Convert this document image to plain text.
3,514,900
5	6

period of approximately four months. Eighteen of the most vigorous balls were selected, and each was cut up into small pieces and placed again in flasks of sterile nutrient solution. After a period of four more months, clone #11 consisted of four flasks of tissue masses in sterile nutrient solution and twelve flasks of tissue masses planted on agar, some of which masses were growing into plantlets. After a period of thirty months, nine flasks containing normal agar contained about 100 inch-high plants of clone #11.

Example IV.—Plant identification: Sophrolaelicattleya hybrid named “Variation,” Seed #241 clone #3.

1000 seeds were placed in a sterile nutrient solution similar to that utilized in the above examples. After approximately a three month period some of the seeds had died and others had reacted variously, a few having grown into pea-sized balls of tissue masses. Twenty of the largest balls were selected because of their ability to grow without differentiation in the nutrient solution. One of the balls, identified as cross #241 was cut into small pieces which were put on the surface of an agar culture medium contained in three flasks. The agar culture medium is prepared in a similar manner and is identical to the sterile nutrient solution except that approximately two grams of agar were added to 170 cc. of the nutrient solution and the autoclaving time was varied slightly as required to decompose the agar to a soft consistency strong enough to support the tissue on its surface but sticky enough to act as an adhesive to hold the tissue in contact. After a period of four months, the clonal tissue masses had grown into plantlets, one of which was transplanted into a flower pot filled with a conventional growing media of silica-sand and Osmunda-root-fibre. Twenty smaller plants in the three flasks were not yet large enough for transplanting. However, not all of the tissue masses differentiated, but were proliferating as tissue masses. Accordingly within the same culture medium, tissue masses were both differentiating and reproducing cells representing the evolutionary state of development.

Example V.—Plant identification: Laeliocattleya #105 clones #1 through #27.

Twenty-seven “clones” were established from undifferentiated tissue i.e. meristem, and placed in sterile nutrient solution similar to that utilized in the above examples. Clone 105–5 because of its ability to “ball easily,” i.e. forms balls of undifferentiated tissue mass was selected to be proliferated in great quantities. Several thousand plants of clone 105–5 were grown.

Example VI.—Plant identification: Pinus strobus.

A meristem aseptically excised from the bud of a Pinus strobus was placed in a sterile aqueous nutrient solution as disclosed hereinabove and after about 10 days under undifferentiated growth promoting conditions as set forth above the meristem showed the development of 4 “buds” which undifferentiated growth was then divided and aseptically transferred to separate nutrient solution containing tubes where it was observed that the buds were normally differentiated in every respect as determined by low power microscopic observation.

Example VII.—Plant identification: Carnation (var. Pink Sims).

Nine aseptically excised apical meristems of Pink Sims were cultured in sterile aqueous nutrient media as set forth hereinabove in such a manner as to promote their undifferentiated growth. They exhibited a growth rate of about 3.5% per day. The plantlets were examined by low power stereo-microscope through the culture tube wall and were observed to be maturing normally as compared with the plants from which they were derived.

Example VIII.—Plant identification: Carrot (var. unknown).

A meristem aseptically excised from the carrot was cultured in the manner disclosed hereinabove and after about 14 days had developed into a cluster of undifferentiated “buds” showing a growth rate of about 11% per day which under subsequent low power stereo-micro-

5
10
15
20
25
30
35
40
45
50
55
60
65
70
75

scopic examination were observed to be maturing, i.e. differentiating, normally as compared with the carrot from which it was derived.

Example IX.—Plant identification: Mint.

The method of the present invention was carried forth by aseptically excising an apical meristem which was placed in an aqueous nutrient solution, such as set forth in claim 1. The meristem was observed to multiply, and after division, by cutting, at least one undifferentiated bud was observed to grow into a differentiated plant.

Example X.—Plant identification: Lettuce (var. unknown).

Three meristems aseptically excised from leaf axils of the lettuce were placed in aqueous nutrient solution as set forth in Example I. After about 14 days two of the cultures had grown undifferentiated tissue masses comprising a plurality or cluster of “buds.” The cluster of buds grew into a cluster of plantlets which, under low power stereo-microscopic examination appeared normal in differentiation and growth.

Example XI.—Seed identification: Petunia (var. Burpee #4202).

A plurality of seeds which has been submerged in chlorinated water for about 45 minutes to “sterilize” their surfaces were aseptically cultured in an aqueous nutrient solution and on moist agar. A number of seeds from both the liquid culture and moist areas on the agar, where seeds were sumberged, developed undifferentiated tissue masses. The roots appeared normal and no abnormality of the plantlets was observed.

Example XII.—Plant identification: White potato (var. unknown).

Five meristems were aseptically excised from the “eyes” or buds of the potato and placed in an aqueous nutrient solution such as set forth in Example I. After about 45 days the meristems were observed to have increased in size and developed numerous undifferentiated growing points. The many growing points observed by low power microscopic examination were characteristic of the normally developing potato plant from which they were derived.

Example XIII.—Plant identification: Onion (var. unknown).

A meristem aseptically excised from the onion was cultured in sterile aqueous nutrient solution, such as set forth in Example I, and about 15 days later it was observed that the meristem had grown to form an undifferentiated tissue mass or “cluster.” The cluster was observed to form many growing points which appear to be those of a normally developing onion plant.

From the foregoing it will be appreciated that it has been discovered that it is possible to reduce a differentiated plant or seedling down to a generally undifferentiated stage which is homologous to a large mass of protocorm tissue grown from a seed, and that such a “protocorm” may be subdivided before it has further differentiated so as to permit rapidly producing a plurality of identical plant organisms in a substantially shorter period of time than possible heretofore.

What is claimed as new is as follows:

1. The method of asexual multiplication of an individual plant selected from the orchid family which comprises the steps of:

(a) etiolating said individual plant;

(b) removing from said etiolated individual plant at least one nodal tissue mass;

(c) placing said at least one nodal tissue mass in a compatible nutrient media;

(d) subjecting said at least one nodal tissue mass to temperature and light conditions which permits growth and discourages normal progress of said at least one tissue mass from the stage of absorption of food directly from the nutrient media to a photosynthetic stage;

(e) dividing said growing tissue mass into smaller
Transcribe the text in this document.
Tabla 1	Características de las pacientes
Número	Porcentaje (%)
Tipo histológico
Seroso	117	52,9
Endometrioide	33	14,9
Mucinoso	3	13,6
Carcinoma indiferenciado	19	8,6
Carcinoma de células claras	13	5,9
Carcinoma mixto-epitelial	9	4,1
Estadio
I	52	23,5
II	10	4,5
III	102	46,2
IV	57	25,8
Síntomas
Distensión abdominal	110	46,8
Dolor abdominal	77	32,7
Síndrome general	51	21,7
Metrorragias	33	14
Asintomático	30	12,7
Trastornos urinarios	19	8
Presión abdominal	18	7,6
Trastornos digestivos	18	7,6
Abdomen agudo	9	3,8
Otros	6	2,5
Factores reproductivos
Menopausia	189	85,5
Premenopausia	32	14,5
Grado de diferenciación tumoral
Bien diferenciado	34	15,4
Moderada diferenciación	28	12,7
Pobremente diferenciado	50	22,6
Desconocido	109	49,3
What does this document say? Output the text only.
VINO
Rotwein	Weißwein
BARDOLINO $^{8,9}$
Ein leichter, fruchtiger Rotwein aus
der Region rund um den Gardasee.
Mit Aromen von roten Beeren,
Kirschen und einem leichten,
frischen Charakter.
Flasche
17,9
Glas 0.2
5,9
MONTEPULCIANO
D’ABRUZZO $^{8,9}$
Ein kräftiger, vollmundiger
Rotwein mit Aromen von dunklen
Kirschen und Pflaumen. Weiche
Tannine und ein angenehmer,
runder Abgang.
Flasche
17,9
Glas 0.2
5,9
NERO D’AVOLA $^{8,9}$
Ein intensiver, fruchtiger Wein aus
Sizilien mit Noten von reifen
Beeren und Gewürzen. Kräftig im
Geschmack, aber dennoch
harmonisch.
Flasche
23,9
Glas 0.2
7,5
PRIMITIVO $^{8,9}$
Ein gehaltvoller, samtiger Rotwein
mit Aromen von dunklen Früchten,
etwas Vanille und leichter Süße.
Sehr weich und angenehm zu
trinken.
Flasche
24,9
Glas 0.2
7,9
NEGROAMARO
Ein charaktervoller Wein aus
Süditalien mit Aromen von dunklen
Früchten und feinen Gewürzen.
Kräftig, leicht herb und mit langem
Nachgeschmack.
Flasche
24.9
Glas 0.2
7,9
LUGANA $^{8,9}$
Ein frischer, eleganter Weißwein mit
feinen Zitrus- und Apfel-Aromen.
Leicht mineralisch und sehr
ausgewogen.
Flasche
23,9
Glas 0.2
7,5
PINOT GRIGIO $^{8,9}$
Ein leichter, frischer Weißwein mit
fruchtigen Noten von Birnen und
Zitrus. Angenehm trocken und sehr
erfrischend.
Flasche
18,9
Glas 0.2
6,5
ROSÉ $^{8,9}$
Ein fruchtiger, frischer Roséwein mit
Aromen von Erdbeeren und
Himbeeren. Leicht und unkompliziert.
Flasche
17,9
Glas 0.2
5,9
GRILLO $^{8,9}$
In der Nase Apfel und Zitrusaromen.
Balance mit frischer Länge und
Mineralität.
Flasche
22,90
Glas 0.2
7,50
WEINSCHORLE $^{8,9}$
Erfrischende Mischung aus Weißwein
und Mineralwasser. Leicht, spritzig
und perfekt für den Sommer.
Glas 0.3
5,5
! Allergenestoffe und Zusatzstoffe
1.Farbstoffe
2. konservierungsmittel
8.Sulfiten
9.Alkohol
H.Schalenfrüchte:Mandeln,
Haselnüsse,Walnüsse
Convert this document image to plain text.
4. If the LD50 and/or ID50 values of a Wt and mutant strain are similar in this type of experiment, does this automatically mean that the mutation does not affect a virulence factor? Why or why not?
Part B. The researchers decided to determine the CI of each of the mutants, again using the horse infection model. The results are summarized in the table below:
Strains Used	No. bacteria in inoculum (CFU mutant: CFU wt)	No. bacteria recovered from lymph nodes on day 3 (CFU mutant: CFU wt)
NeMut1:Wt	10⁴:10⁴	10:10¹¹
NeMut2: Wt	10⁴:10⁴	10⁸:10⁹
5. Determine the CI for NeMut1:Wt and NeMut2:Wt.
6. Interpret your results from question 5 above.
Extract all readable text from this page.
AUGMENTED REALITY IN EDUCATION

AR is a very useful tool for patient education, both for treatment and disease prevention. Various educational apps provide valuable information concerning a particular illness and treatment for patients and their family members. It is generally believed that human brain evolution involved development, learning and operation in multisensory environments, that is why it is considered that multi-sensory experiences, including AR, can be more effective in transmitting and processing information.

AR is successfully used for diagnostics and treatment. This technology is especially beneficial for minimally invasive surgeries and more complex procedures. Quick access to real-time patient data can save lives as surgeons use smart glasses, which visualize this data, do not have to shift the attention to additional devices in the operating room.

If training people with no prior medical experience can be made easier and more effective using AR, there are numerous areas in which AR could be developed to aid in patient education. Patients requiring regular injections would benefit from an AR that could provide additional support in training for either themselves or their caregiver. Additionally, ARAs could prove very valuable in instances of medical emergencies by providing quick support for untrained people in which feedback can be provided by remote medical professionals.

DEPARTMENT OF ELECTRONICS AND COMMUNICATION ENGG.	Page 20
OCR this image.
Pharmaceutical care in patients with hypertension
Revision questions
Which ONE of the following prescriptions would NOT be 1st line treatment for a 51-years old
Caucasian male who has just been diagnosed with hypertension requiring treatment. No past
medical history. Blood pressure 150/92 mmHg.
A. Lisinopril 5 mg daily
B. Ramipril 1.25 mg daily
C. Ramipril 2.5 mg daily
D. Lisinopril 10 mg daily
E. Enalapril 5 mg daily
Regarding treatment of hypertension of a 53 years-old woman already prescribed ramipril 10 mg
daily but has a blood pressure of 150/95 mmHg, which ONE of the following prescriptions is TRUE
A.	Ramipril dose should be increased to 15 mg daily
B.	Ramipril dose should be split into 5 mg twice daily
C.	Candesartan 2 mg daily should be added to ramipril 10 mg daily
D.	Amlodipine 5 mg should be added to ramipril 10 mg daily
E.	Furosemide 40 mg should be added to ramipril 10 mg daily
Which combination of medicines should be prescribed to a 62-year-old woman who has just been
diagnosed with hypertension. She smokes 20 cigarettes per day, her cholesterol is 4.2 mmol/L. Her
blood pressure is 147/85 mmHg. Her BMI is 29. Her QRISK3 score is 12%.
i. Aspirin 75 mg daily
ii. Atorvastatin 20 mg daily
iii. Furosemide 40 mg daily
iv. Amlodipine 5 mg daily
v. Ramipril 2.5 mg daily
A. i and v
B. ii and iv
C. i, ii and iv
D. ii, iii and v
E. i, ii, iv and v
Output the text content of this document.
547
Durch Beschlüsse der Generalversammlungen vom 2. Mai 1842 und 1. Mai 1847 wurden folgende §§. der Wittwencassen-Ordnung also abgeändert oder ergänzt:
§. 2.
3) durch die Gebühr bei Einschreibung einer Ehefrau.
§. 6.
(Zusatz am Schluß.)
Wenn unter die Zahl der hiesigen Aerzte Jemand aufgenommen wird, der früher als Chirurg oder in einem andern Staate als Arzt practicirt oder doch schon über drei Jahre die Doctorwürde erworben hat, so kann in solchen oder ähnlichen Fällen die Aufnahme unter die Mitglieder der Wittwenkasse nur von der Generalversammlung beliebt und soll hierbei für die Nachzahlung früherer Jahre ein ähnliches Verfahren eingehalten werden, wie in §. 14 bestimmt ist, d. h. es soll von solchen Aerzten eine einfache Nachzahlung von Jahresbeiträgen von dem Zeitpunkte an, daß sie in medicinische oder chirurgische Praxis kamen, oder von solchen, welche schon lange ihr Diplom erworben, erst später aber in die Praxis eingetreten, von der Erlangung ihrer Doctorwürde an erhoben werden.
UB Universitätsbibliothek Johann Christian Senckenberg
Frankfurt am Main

*-*-*

* _What to work on_
Every line of the data above that includes "Rotwein" should be listed.

* _Answer space_
Rotwein	Weißwein
Ein leichter, fruchtiger Rotwein aus
Rotwein mit Aromen von dunklen
Ein gehaltvoller, samtiger Rotwein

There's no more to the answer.